_WHAT IS ASKED:_ Report back each line of the records that contains the string "случаях".

[Data records]
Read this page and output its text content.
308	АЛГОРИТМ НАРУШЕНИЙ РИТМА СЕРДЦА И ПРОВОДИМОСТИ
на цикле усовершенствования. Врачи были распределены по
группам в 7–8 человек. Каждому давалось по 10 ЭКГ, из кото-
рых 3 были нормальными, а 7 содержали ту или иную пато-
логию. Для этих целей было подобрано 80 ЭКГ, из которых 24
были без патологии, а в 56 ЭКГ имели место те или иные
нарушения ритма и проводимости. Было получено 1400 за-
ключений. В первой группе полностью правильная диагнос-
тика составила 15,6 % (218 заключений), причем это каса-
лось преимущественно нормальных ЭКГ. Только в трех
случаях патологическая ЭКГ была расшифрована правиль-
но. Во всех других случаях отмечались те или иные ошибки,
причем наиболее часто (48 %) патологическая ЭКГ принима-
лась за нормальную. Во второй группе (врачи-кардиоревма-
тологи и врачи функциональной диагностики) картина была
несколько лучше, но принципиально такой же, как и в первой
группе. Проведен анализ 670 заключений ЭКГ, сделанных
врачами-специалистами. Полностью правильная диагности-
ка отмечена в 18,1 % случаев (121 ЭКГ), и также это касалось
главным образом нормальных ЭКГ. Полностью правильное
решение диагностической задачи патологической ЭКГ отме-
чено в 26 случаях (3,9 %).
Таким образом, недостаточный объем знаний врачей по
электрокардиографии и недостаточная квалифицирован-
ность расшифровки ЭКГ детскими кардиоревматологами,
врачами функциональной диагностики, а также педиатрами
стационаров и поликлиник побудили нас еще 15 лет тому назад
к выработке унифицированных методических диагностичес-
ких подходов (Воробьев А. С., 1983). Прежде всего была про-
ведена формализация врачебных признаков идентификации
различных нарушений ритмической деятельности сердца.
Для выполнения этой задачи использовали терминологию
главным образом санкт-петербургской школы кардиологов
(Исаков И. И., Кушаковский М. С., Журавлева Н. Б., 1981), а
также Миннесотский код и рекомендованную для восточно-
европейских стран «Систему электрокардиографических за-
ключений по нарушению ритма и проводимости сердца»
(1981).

_FINISHED ANSWER:_
случаях патологическая ЭКГ была расшифрована правиль-
но. Во всех других случаях отмечались те или иные ошибки,
чено в 26 случаях (3,9 %).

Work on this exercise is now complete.